* _Stated exercise_: Write out the records word for word, with no pictures.

* _Supplied data_:
※
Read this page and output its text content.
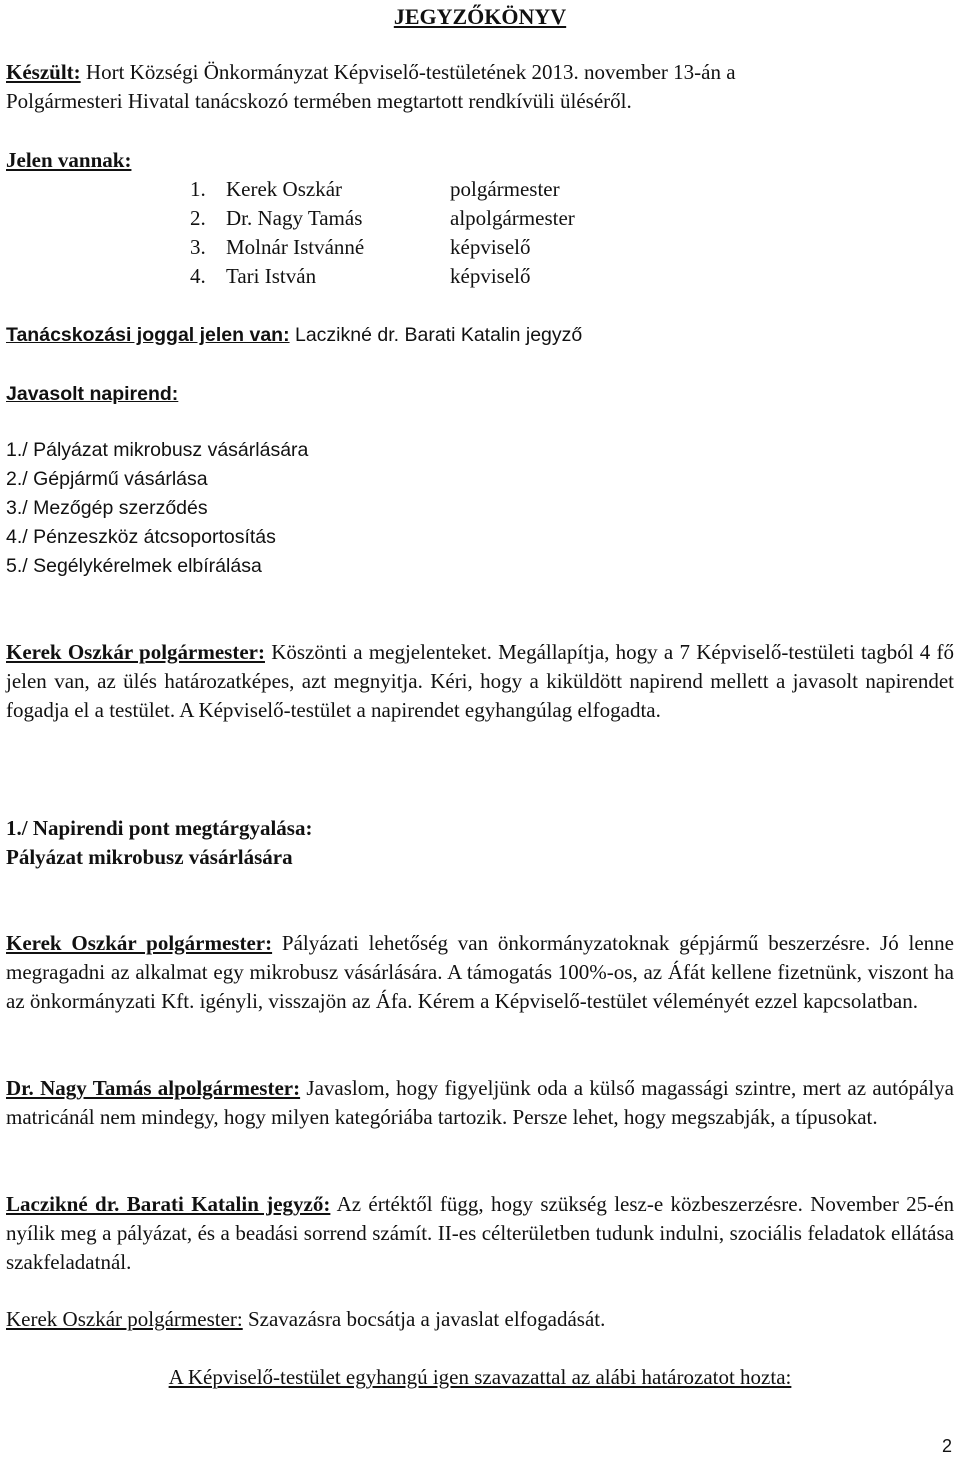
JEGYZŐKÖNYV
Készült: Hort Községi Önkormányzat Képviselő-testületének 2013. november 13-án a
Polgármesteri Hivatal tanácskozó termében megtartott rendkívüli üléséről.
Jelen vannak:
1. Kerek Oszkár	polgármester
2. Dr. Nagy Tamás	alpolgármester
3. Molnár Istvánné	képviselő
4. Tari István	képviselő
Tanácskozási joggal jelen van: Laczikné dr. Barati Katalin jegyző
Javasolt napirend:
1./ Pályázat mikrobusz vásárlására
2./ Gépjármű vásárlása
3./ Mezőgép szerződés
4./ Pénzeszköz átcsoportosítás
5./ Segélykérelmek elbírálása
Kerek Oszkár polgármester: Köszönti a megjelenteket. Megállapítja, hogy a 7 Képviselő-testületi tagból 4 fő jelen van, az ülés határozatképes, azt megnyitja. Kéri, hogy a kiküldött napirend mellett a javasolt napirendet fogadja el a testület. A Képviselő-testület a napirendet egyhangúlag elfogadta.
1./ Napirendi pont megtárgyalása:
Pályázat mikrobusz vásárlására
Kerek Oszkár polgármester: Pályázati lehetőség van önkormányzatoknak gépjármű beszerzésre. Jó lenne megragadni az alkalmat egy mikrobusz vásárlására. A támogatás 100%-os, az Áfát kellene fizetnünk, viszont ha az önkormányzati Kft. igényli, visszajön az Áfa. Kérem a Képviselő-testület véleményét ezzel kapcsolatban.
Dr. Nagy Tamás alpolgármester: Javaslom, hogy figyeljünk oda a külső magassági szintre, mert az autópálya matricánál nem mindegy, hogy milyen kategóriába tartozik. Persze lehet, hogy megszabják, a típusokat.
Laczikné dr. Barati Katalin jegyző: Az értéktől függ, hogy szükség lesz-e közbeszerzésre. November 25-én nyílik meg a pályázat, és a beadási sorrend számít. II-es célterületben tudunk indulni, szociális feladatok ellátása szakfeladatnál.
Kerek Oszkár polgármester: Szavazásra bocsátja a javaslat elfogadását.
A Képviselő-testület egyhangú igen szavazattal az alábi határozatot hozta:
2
※
* _Output of the task_:
Read this page and output its text content.
JEGYZŐKÖNYV
Készült: Hort Községi Önkormányzat Képviselő-testületének 2013. november 13-án a
Polgármesteri Hivatal tanácskozó termében megtartott rendkívüli üléséről.
Jelen vannak:
1. Kerek Oszkár	polgármester
2. Dr. Nagy Tamás	alpolgármester
3. Molnár Istvánné	képviselő
4. Tari István	képviselő
Tanácskozási joggal jelen van: Laczikné dr. Barati Katalin jegyző
Javasolt napirend:
1./ Pályázat mikrobusz vásárlására
2./ Gépjármű vásárlása
3./ Mezőgép szerződés
4./ Pénzeszköz átcsoportosítás
5./ Segélykérelmek elbírálása
Kerek Oszkár polgármester: Köszönti a megjelenteket. Megállapítja, hogy a 7 Képviselő-testületi tagból 4 fő jelen van, az ülés határozatképes, azt megnyitja. Kéri, hogy a kiküldött napirend mellett a javasolt napirendet fogadja el a testület. A Képviselő-testület a napirendet egyhangúlag elfogadta.
1./ Napirendi pont megtárgyalása:
Pályázat mikrobusz vásárlására
Kerek Oszkár polgármester: Pályázati lehetőség van önkormányzatoknak gépjármű beszerzésre. Jó lenne megragadni az alkalmat egy mikrobusz vásárlására. A támogatás 100%-os, az Áfát kellene fizetnünk, viszont ha az önkormányzati Kft. igényli, visszajön az Áfa. Kérem a Képviselő-testület véleményét ezzel kapcsolatban.
Dr. Nagy Tamás alpolgármester: Javaslom, hogy figyeljünk oda a külső magassági szintre, mert az autópálya matricánál nem mindegy, hogy milyen kategóriába tartozik. Persze lehet, hogy megszabják, a típusokat.
Laczikné dr. Barati Katalin jegyző: Az értéktől függ, hogy szükség lesz-e közbeszerzésre. November 25-én nyílik meg a pályázat, és a beadási sorrend számít. II-es célterületben tudunk indulni, szociális feladatok ellátása szakfeladatnál.
Kerek Oszkár polgármester: Szavazásra bocsátja a javaslat elfogadását.
A Képviselő-testület egyhangú igen szavazattal az alábi határozatot hozta:
2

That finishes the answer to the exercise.